Exercise goal - Write out everything from the start of the records down to and including the line containing "Annotate this image: element", keeping every line the same but leaving out the pictures.

Data excerpts -

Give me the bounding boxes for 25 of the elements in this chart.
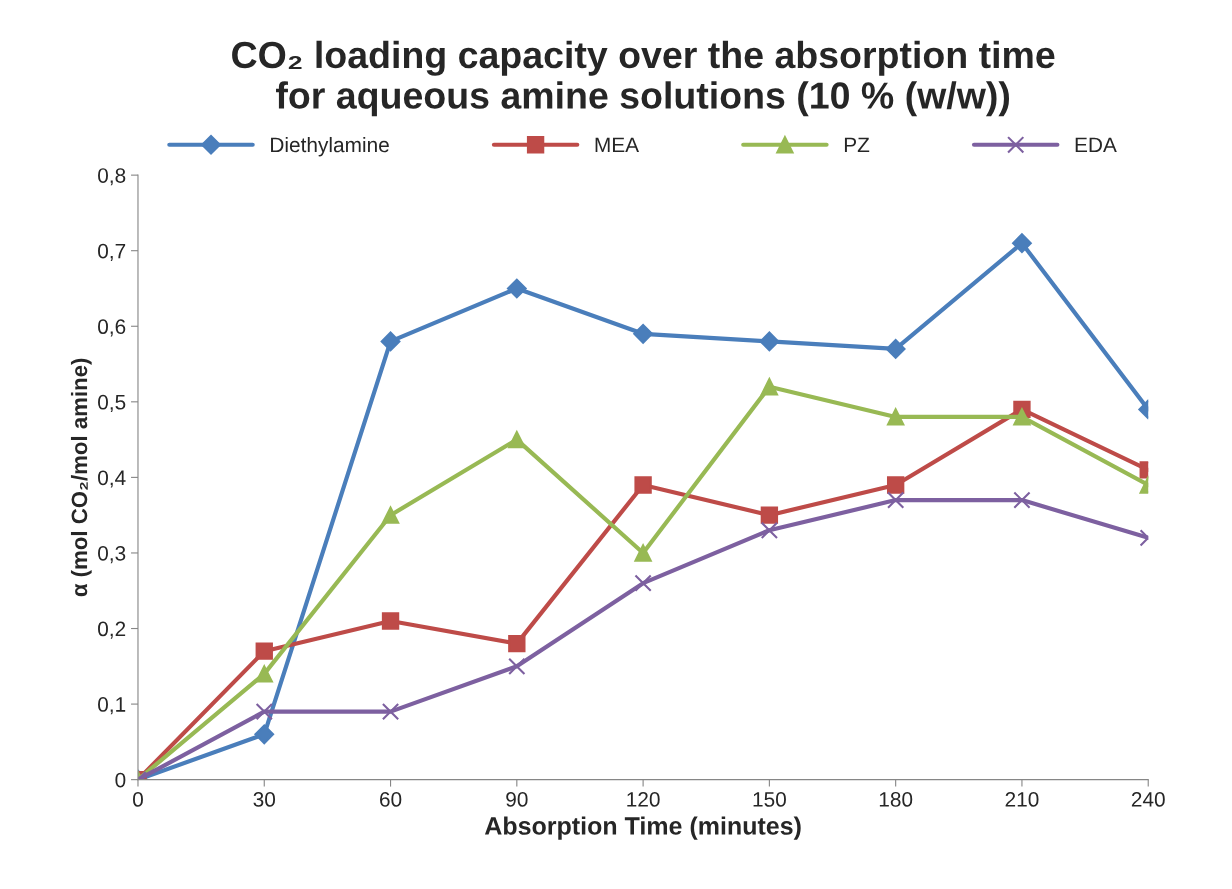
y-tick-label: 0,2 — [98, 621, 126, 639]
y-tick-label: 0 — [115, 772, 126, 788]
x-tick-label: 30 — [253, 792, 276, 807]
x-tick-label: 0 — [133, 792, 143, 807]
x-tick-label: 120 — [627, 792, 660, 807]
chart-title: CO₂ loading capacity over the absorption time for aqueous amine solutions (10 % (w/w)) — [232, 40, 1055, 117]
y-axis-title: α (mol CO₂/mol amine) — [70, 358, 92, 597]
x-tick-label: 240 — [1131, 792, 1165, 807]
legend-label: PZ — [844, 137, 870, 153]
y-tick-label: 0,5 — [98, 394, 126, 413]
y-tick-label: 0,8 — [98, 168, 126, 186]
x-axis-title: Absorption Time (minutes) — [484, 816, 801, 840]
legend-label: Diethylamine — [271, 136, 389, 157]
y-tick-label: 0,1 — [98, 697, 126, 715]
x-tick-label: 150 — [753, 792, 786, 807]
y-tick-label: 0,4 — [98, 470, 126, 488]
x-tick-label: 90 — [506, 792, 528, 807]
x-tick-label: 180 — [879, 792, 913, 807]
x-tick-label: 210 — [1005, 792, 1039, 807]
x-tick-label: 60 — [380, 792, 402, 807]
y-tick-label: 0,3 — [98, 545, 126, 564]
legend-label: MEA — [595, 137, 640, 153]
legend-label: EDA — [1075, 137, 1117, 153]
y-tick-label: 0,6 — [98, 319, 126, 337]
y-tick-label: 0,7 — [98, 243, 126, 261]
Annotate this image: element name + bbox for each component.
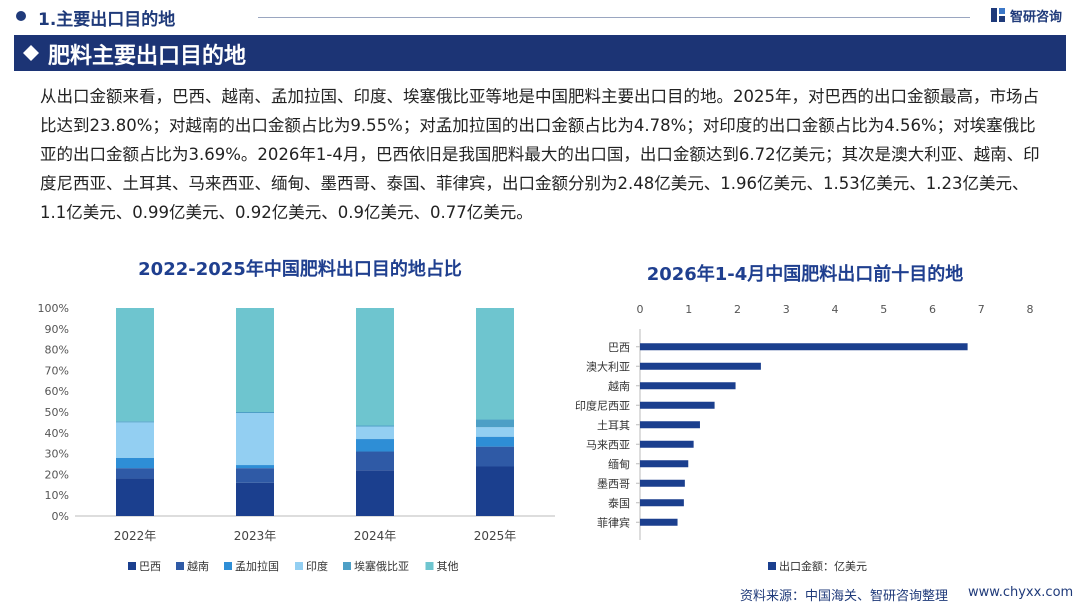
bullet [16, 11, 26, 21]
bar [640, 401, 715, 409]
bar-segment [476, 419, 514, 428]
bar [640, 479, 685, 487]
chart-title: 2026年1-4月中国肥料出口前十目的地 [647, 263, 964, 285]
legend-label: 印度 [306, 559, 328, 573]
legend-label: 出口金额：亿美元 [779, 559, 867, 573]
x-tick-label: 8 [1027, 303, 1034, 316]
y-tick-label: 80% [45, 344, 69, 357]
y-tick-label: 50% [45, 406, 69, 419]
y-tick-label: 印度尼西亚 [575, 398, 630, 412]
y-tick-label: 澳大利亚 [586, 359, 630, 373]
bar-segment [476, 308, 514, 420]
legend-label: 埃塞俄比亚 [354, 559, 409, 573]
chart-title: 2022-2025年中国肥料出口目的地占比 [138, 258, 462, 280]
legend-swatch [128, 562, 136, 570]
y-tick-label: 土耳其 [597, 419, 630, 432]
y-tick-label: 90% [45, 323, 69, 336]
logo-icon [991, 8, 1005, 22]
bar [640, 518, 678, 526]
y-tick-label: 70% [45, 364, 69, 377]
bar [640, 440, 694, 448]
x-tick-label: 4 [832, 303, 839, 316]
x-tick-label: 6 [929, 303, 936, 316]
page-title: 肥料主要出口目的地 [48, 44, 247, 69]
y-tick-label: 40% [45, 427, 69, 440]
bar-segment [356, 470, 394, 516]
y-tick-label: 0% [52, 510, 69, 523]
bar-segment [236, 468, 274, 483]
bar [640, 460, 689, 468]
logo-text: 智研咨询 [1010, 10, 1063, 25]
bar-segment [116, 308, 154, 422]
bar-segment [236, 465, 274, 469]
y-tick-label: 100% [38, 302, 69, 315]
source-url: www.chyxx.com [968, 585, 1074, 600]
source: 资料来源：中国海关、智研咨询整理 [740, 589, 949, 604]
x-tick-label: 3 [783, 303, 790, 316]
bar-segment [116, 422, 154, 458]
bar-segment [476, 466, 514, 516]
bar [640, 499, 684, 507]
bar-segment [356, 439, 394, 452]
bar [640, 421, 700, 429]
paragraph: 从出口金额来看，巴西、越南、孟加拉国、印度、埃塞俄比亚等地是中国肥料主要出口目的… [40, 87, 1040, 222]
bar [640, 382, 736, 390]
y-tick-label: 10% [45, 489, 69, 502]
legend-swatch [176, 562, 184, 570]
bar-segment [236, 482, 274, 516]
x-tick-label: 2025年 [474, 529, 517, 543]
bar-segment [356, 451, 394, 471]
x-tick-label: 1 [685, 303, 692, 316]
legend-label: 孟加拉国 [235, 559, 279, 573]
y-tick-label: 马来西亚 [586, 438, 630, 451]
legend-label: 越南 [187, 559, 209, 573]
legend-swatch [425, 562, 434, 570]
legend-swatch [295, 562, 303, 570]
legend-swatch [343, 562, 351, 570]
bar-segment [116, 478, 154, 516]
bar-segment [476, 446, 514, 467]
bar-segment [356, 425, 394, 427]
y-tick-label: 30% [45, 448, 69, 461]
legend-swatch [768, 562, 776, 570]
x-tick-label: 0 [637, 303, 644, 316]
bar-segment [356, 308, 394, 426]
x-tick-label: 2022年 [114, 529, 157, 543]
x-tick-label: 7 [978, 303, 985, 316]
y-tick-label: 巴西 [608, 341, 630, 354]
legend-label: 其他 [437, 560, 459, 573]
bar-segment [116, 421, 154, 423]
title-diamond [23, 45, 39, 61]
legend-label: 巴西 [139, 560, 161, 573]
section-header: 1.主要出口目的地 [38, 10, 176, 30]
bar-segment [236, 413, 274, 466]
bar-segment [116, 468, 154, 479]
y-tick-label: 20% [45, 468, 69, 481]
x-tick-label: 2 [734, 303, 741, 316]
x-tick-label: 2023年 [234, 529, 277, 543]
y-tick-label: 菲律宾 [597, 515, 630, 529]
title-bar [14, 35, 1066, 71]
bar-segment [236, 412, 274, 414]
x-tick-label: 2024年 [354, 529, 397, 543]
x-tick-label: 5 [880, 303, 887, 316]
bar-segment [476, 427, 514, 437]
y-tick-label: 泰国 [608, 496, 630, 510]
y-tick-label: 墨西哥 [597, 477, 630, 490]
bar [640, 362, 761, 370]
bar-segment [476, 436, 514, 447]
bar-segment [356, 426, 394, 440]
y-tick-label: 60% [45, 385, 69, 398]
bar [640, 343, 968, 351]
header-rule [258, 17, 970, 18]
y-tick-label: 缅甸 [608, 457, 630, 471]
bar-segment [236, 308, 274, 412]
y-tick-label: 越南 [608, 379, 630, 393]
legend-swatch [224, 562, 232, 570]
bar-segment [116, 457, 154, 469]
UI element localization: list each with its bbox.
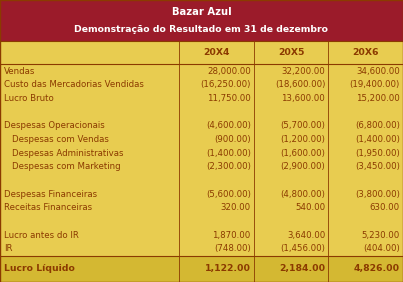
Bar: [0, 41, 403, 64]
Text: 28,000.00: 28,000.00: [207, 67, 251, 76]
Text: Despesas Administrativas: Despesas Administrativas: [12, 149, 124, 158]
Text: (18,600.00): (18,600.00): [275, 80, 325, 89]
Text: (1,600.00): (1,600.00): [280, 149, 325, 158]
Text: (5,700.00): (5,700.00): [280, 121, 325, 130]
Text: (1,200.00): (1,200.00): [280, 135, 325, 144]
Text: (1,950.00): (1,950.00): [355, 149, 400, 158]
Text: IR: IR: [4, 244, 12, 254]
Text: Despesas Operacionais: Despesas Operacionais: [4, 121, 105, 130]
Bar: [0, 0, 403, 41]
Text: 4,826.00: 4,826.00: [354, 265, 400, 273]
Text: Vendas: Vendas: [4, 67, 35, 76]
Text: Lucro Líquido: Lucro Líquido: [4, 265, 75, 273]
Text: (4,600.00): (4,600.00): [206, 121, 251, 130]
Text: 1,122.00: 1,122.00: [205, 265, 251, 273]
Text: (16,250.00): (16,250.00): [200, 80, 251, 89]
Text: (1,400.00): (1,400.00): [206, 149, 251, 158]
Text: (19,400.00): (19,400.00): [349, 80, 400, 89]
Text: 5,230.00: 5,230.00: [361, 231, 400, 240]
Text: (3,800.00): (3,800.00): [355, 190, 400, 199]
Text: (404.00): (404.00): [363, 244, 400, 254]
Text: 20X5: 20X5: [278, 48, 304, 57]
Text: 20X6: 20X6: [353, 48, 379, 57]
Text: (3,450.00): (3,450.00): [355, 162, 400, 171]
Text: 15,200.00: 15,200.00: [356, 94, 400, 103]
Text: 11,750.00: 11,750.00: [207, 94, 251, 103]
Text: 2,184.00: 2,184.00: [279, 265, 325, 273]
Text: (5,600.00): (5,600.00): [206, 190, 251, 199]
Text: 34,600.00: 34,600.00: [356, 67, 400, 76]
Text: 540.00: 540.00: [295, 203, 325, 212]
Text: (2,900.00): (2,900.00): [280, 162, 325, 171]
Text: Demonstração do Resultado em 31 de dezembro: Demonstração do Resultado em 31 de dezem…: [75, 25, 328, 34]
Text: (1,400.00): (1,400.00): [355, 135, 400, 144]
Text: 13,600.00: 13,600.00: [281, 94, 325, 103]
Text: Bazar Azul: Bazar Azul: [172, 7, 231, 17]
Text: Despesas Financeiras: Despesas Financeiras: [4, 190, 97, 199]
Text: (2,300.00): (2,300.00): [206, 162, 251, 171]
Bar: [0, 256, 403, 282]
Text: Custo das Mercadorias Vendidas: Custo das Mercadorias Vendidas: [4, 80, 144, 89]
Text: 32,200.00: 32,200.00: [281, 67, 325, 76]
Text: Despesas com Vendas: Despesas com Vendas: [12, 135, 109, 144]
Text: 630.00: 630.00: [370, 203, 400, 212]
Text: Receitas Financeiras: Receitas Financeiras: [4, 203, 92, 212]
Text: (748.00): (748.00): [214, 244, 251, 254]
Text: (4,800.00): (4,800.00): [280, 190, 325, 199]
Text: 1,870.00: 1,870.00: [212, 231, 251, 240]
Text: (900.00): (900.00): [214, 135, 251, 144]
Text: Lucro antes do IR: Lucro antes do IR: [4, 231, 79, 240]
Text: (1,456.00): (1,456.00): [280, 244, 325, 254]
Text: Lucro Bruto: Lucro Bruto: [4, 94, 54, 103]
Text: 320.00: 320.00: [220, 203, 251, 212]
Text: 20X4: 20X4: [204, 48, 230, 57]
Text: (6,800.00): (6,800.00): [355, 121, 400, 130]
Text: Despesas com Marketing: Despesas com Marketing: [12, 162, 121, 171]
Text: 3,640.00: 3,640.00: [287, 231, 325, 240]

Exercise output -
Give me the bounding boxes for 25 of the elements in this chart.
y-tick-label: 0,2 — [98, 621, 126, 639]
y-tick-label: 0 — [115, 772, 126, 788]
x-tick-label: 30 — [253, 792, 276, 807]
x-tick-label: 0 — [133, 792, 143, 807]
x-tick-label: 120 — [627, 792, 660, 807]
chart-title: CO₂ loading capacity over the absorption time for aqueous amine solutions (10 % (w/w)) — [232, 40, 1055, 117]
y-axis-title: α (mol CO₂/mol amine) — [70, 358, 92, 597]
x-tick-label: 240 — [1131, 792, 1165, 807]
legend-label: PZ — [844, 137, 870, 153]
y-tick-label: 0,5 — [98, 394, 126, 413]
y-tick-label: 0,8 — [98, 168, 126, 186]
x-axis-title: Absorption Time (minutes) — [484, 816, 801, 840]
legend-label: Diethylamine — [271, 136, 389, 157]
y-tick-label: 0,1 — [98, 697, 126, 715]
x-tick-label: 150 — [753, 792, 786, 807]
y-tick-label: 0,4 — [98, 470, 126, 488]
x-tick-label: 90 — [506, 792, 528, 807]
x-tick-label: 180 — [879, 792, 913, 807]
x-tick-label: 210 — [1005, 792, 1039, 807]
x-tick-label: 60 — [380, 792, 402, 807]
y-tick-label: 0,3 — [98, 545, 126, 564]
legend-label: MEA — [595, 137, 640, 153]
legend-label: EDA — [1075, 137, 1117, 153]
y-tick-label: 0,6 — [98, 319, 126, 337]
y-tick-label: 0,7 — [98, 243, 126, 261]
Annotate this image: element name + bbox for each component.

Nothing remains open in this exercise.